In tutte le voci seguenti sostituisci "interactable" con "clickable" e riporta le righe senza altre modifiche.

══ Voci fornite ══

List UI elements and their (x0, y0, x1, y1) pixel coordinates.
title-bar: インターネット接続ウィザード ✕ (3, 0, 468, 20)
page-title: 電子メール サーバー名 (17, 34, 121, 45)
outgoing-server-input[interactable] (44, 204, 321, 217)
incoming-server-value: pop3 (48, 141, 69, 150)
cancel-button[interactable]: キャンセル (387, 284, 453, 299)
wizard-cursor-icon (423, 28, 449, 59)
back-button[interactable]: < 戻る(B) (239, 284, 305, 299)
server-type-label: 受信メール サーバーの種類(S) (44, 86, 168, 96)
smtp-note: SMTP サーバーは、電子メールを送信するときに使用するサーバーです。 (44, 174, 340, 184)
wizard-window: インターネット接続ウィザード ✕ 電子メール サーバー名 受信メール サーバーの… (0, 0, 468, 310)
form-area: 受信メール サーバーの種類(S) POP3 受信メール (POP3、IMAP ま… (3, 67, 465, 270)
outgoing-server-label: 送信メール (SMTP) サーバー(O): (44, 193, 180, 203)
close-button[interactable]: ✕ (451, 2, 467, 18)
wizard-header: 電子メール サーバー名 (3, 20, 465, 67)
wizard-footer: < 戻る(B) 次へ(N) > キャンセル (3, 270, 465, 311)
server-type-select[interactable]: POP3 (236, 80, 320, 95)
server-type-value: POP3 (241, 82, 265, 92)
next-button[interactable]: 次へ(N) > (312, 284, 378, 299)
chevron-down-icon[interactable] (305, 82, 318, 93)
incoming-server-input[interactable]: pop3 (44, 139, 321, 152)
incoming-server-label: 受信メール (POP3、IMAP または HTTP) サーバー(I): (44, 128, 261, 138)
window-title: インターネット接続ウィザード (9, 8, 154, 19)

═══

Soluzione
List UI elements and their (x0, y0, x1, y1) pixel coordinates.
title-bar: インターネット接続ウィザード ✕ (3, 0, 468, 20)
page-title: 電子メール サーバー名 (17, 34, 121, 45)
outgoing-server-input[clickable] (44, 204, 321, 217)
incoming-server-value: pop3 (48, 141, 69, 150)
cancel-button[clickable]: キャンセル (387, 284, 453, 299)
wizard-cursor-icon (423, 28, 449, 59)
back-button[clickable]: < 戻る(B) (239, 284, 305, 299)
server-type-label: 受信メール サーバーの種類(S) (44, 86, 168, 96)
smtp-note: SMTP サーバーは、電子メールを送信するときに使用するサーバーです。 (44, 174, 340, 184)
wizard-window: インターネット接続ウィザード ✕ 電子メール サーバー名 受信メール サーバーの… (0, 0, 468, 310)
form-area: 受信メール サーバーの種類(S) POP3 受信メール (POP3、IMAP ま… (3, 67, 465, 270)
outgoing-server-label: 送信メール (SMTP) サーバー(O): (44, 193, 180, 203)
close-button[clickable]: ✕ (451, 2, 467, 18)
wizard-header: 電子メール サーバー名 (3, 20, 465, 67)
wizard-footer: < 戻る(B) 次へ(N) > キャンセル (3, 270, 465, 311)
server-type-select[clickable]: POP3 (236, 80, 320, 95)
server-type-value: POP3 (241, 82, 265, 92)
next-button[clickable]: 次へ(N) > (312, 284, 378, 299)
chevron-down-icon[clickable] (305, 82, 318, 93)
incoming-server-input[clickable]: pop3 (44, 139, 321, 152)
incoming-server-label: 受信メール (POP3、IMAP または HTTP) サーバー(I): (44, 128, 261, 138)
window-title: インターネット接続ウィザード (9, 8, 154, 19)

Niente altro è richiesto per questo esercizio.